* **What you have to do**: Find each line with the word "JSON" and copy it.

* **Exercise materials**:
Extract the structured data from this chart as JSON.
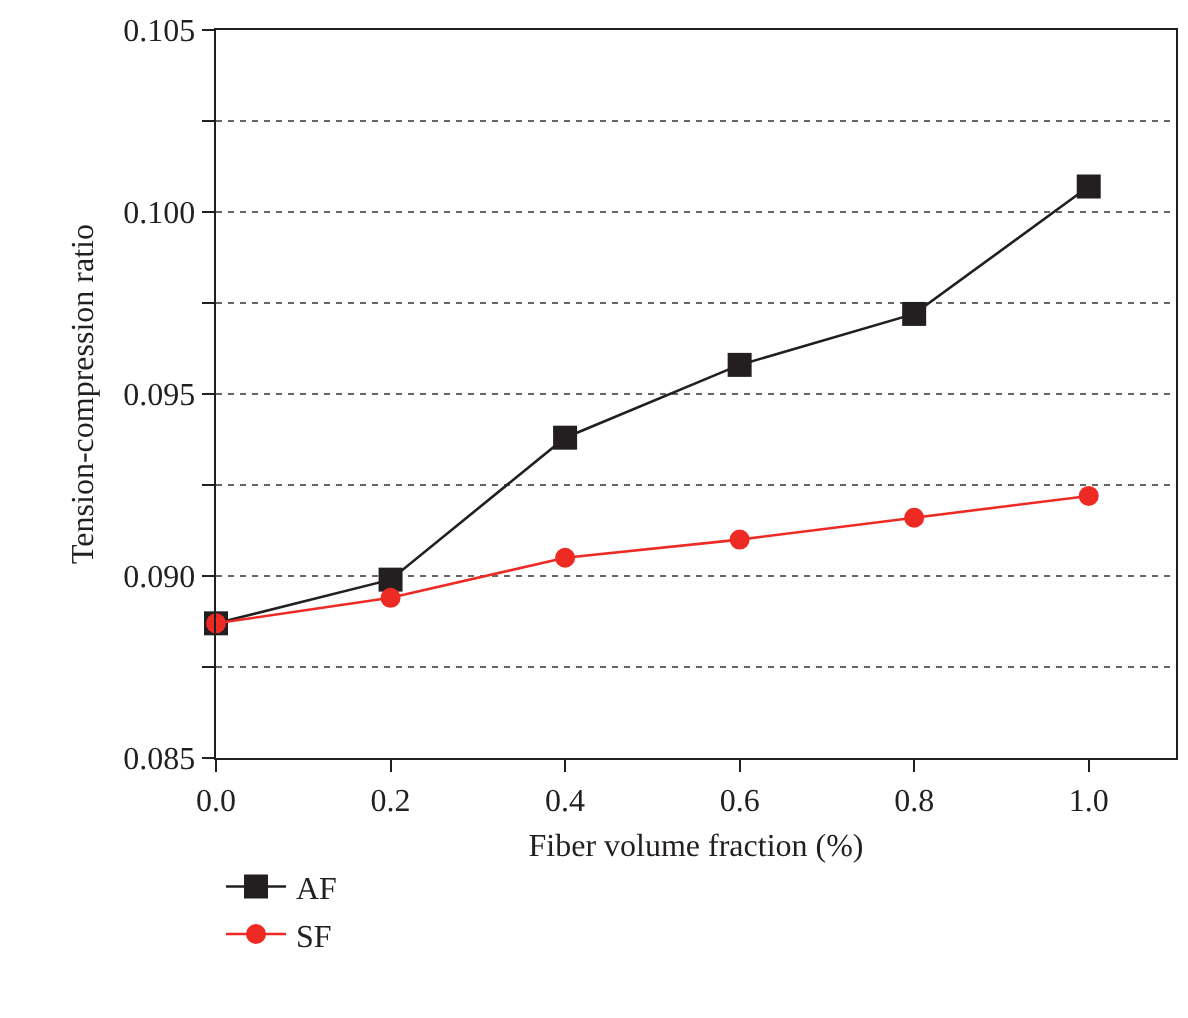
{
  "chart_data": {
    "type": "line",
    "xlabel": "Fiber volume fraction (%)",
    "ylabel": "Tension-compression ratio",
    "x": [
      0,
      0.2,
      0.4,
      0.6,
      0.8,
      1.0
    ],
    "series": [
      {
        "name": "AF",
        "color": "#231f20",
        "marker": "square",
        "values": [
          0.0887,
          0.0899,
          0.0938,
          0.0958,
          0.0972,
          0.1007
        ]
      },
      {
        "name": "SF",
        "color": "#ee2a24",
        "marker": "circle",
        "values": [
          0.0887,
          0.0894,
          0.0905,
          0.091,
          0.0916,
          0.0922
        ]
      }
    ],
    "xlim": [
      0,
      1.1
    ],
    "xticks": [
      {
        "value": 0,
        "label": "0.0"
      },
      0.2,
      0.4,
      0.6,
      0.8,
      {
        "value": 1,
        "label": "1.0"
      }
    ],
    "ylim": [
      0.085,
      0.105
    ],
    "yticks": [
      0.085,
      {
        "value": 0.0875,
        "label": null
      },
      {
        "value": 0.09,
        "label": "0.090"
      },
      {
        "value": 0.0925,
        "label": null
      },
      0.095,
      {
        "value": 0.0975,
        "label": null
      },
      {
        "value": 0.1,
        "label": "0.100"
      },
      {
        "value": 0.1025,
        "label": null
      },
      0.105
    ],
    "grid": "y",
    "legend": "bottom left",
    "line_style": "solid"
  }
}
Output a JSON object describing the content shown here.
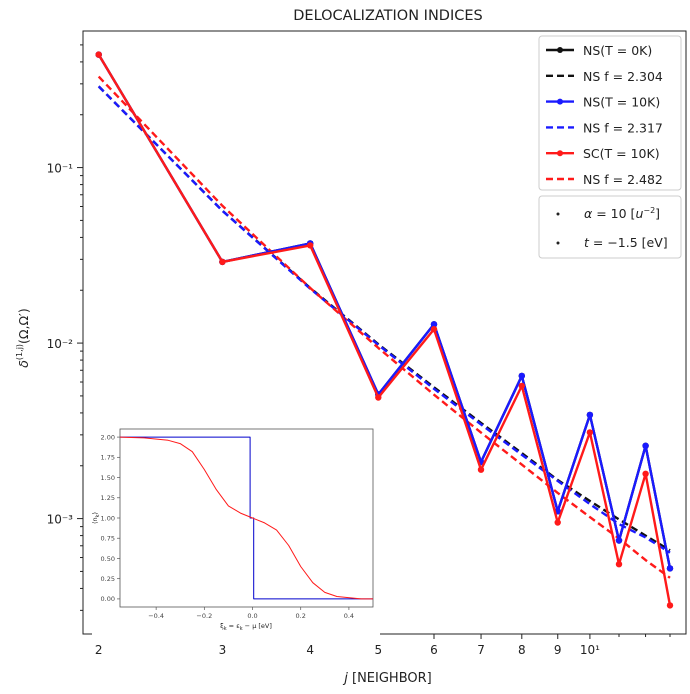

* **Written response**:
Extract the structured data from this chart as JSON.
Output a JSON object describing the content shown here.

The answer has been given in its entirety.